### DATA

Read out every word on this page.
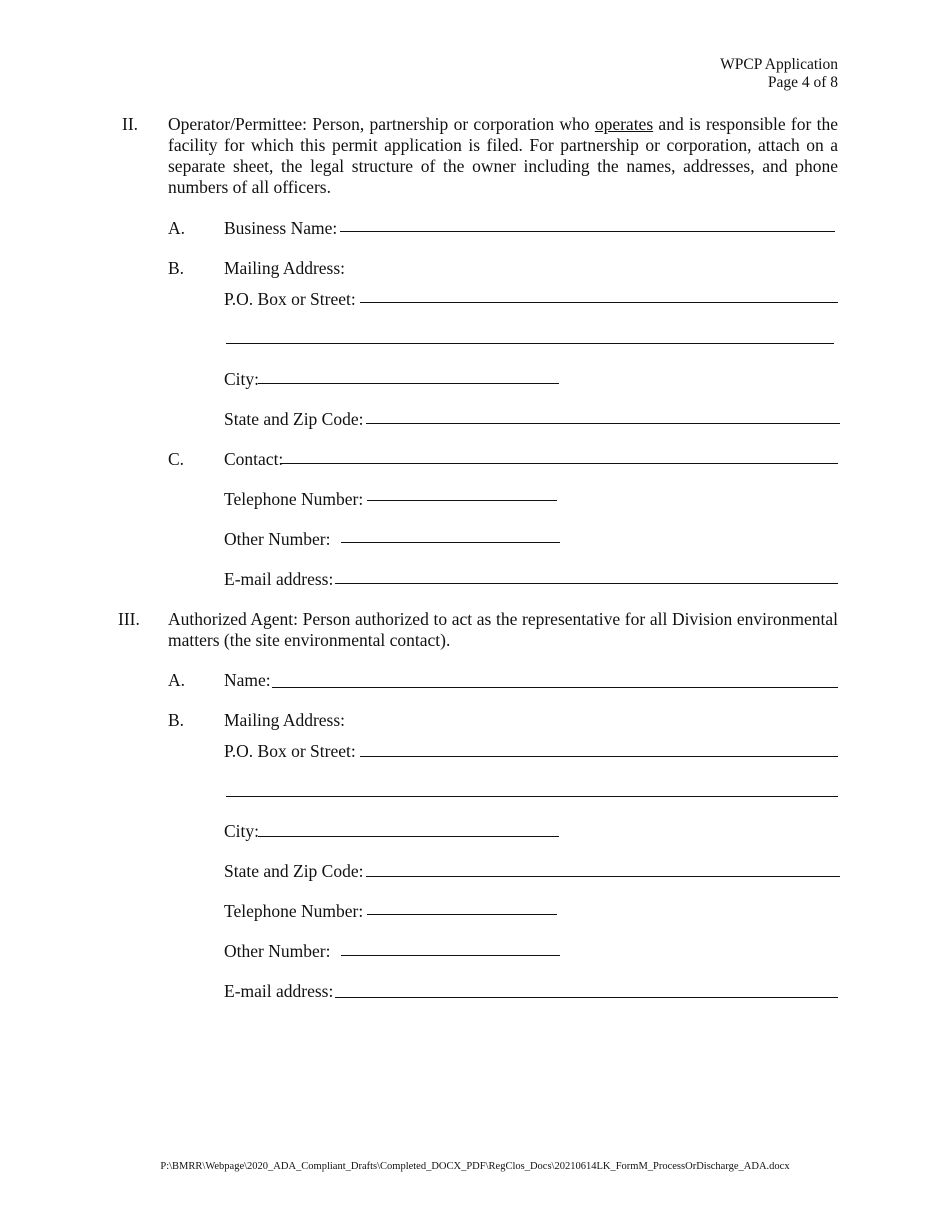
WPCP Application
Page 4 of 8
II. Operator/Permittee: Person, partnership or corporation who operates and is responsible for the facility for which this permit application is filed. For partnership or corporation, attach on a separate sheet, the legal structure of the owner including the names, addresses, and phone numbers of all officers.
A. Business Name:
B. Mailing Address:
P.O. Box or Street:
City:
State and Zip Code:
C. Contact:
Telephone Number:
Other Number:
E-mail address:
III. Authorized Agent: Person authorized to act as the representative for all Division environmental matters (the site environmental contact).
A. Name:
B. Mailing Address:
P.O. Box or Street:
City:
State and Zip Code:
Telephone Number:
Other Number:
E-mail address:
P:\BMRR\Webpage\2020_ADA_Compliant_Drafts\Completed_DOCX_PDF\RegClos_Docs\20210614LK_FormM_ProcessOrDischarge_ADA.docx
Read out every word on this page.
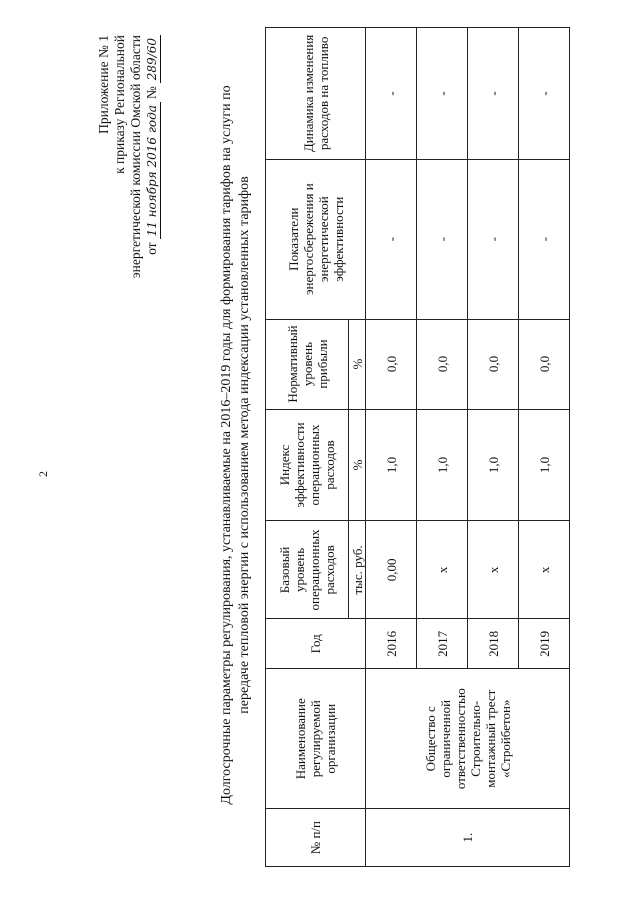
2
Приложение № 1 к приказу Региональной энергетической комиссии Омской области от
11 ноября 2016 года
№
289/60
Долгосрочные параметры регулирования, устанавливаемые на 2016–2019 годы для формирования тарифов на услуги по передаче тепловой энергии с использованием метода индексации установленных тарифов
№ п/п	Наименование регулируемой организации	Год	Базовый уровень операционных расходов	Индекс эффективности операционных расходов	Нормативный уровень прибыли	Показатели энергосбережения и энергетической эффективности	Динамика изменения расходов на топливо
			тыс. руб.	%	%		
1.	Общество с ограниченной ответственностью Строительно-монтажный трест «Стройбетон»	2016	0,00	1,0	0,0	-	-
		2017	x	1,0	0,0	-	-
		2018	x	1,0	0,0	-	-
		2019	x	1,0	0,0	-	-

### WHAT TO PRODUCE
Except for the pictures, copy the material above exactly.

### OUTPUT OF THE EXERCISE
Read out every word on this page.
WPCP Application
Page 4 of 8
II. Operator/Permittee: Person, partnership or corporation who operates and is responsible for the facility for which this permit application is filed. For partnership or corporation, attach on a separate sheet, the legal structure of the owner including the names, addresses, and phone numbers of all officers.
A. Business Name:
B. Mailing Address:
P.O. Box or Street:
City:
State and Zip Code:
C. Contact:
Telephone Number:
Other Number:
E-mail address:
III. Authorized Agent: Person authorized to act as the representative for all Division environmental matters (the site environmental contact).
A. Name:
B. Mailing Address:
P.O. Box or Street:
City:
State and Zip Code:
Telephone Number:
Other Number:
E-mail address:
P:\BMRR\Webpage\2020_ADA_Compliant_Drafts\Completed_DOCX_PDF\RegClos_Docs\20210614LK_FormM_ProcessOrDischarge_ADA.docx
Read out every word on this page.
2
Приложение № 1 к приказу Региональной энергетической комиссии Омской области от
11 ноября 2016 года
№
289/60
Долгосрочные параметры регулирования, устанавливаемые на 2016–2019 годы для формирования тарифов на услуги по передаче тепловой энергии с использованием метода индексации установленных тарифов
№ п/п	Наименование регулируемой организации	Год	Базовый уровень операционных расходов	Индекс эффективности операционных расходов	Нормативный уровень прибыли	Показатели энергосбережения и энергетической эффективности	Динамика изменения расходов на топливо
			тыс. руб.	%	%		
1.	Общество с ограниченной ответственностью Строительно-монтажный трест «Стройбетон»	2016	0,00	1,0	0,0	-	-
		2017	x	1,0	0,0	-	-
		2018	x	1,0	0,0	-	-
		2019	x	1,0	0,0	-	-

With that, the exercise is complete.